EXERCISE REQUIREMENTS:
Find every line containing the word "rasta" in the records below; report only how many there are.

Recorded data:
════════

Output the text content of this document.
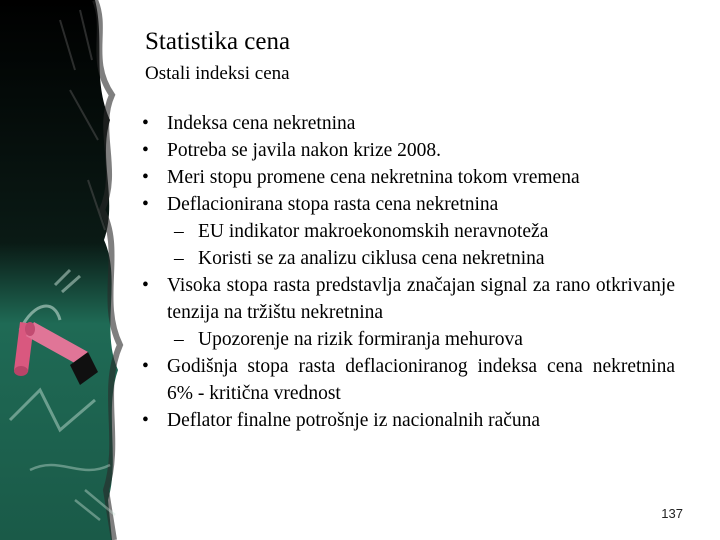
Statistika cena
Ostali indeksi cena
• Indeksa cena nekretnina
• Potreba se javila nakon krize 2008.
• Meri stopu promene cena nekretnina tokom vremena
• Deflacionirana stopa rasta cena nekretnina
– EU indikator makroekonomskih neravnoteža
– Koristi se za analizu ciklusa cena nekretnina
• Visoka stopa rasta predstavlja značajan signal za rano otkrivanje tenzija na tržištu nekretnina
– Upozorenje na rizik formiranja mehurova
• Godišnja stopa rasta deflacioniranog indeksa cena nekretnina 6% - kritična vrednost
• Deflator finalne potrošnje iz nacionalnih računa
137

════════

RESULT:
3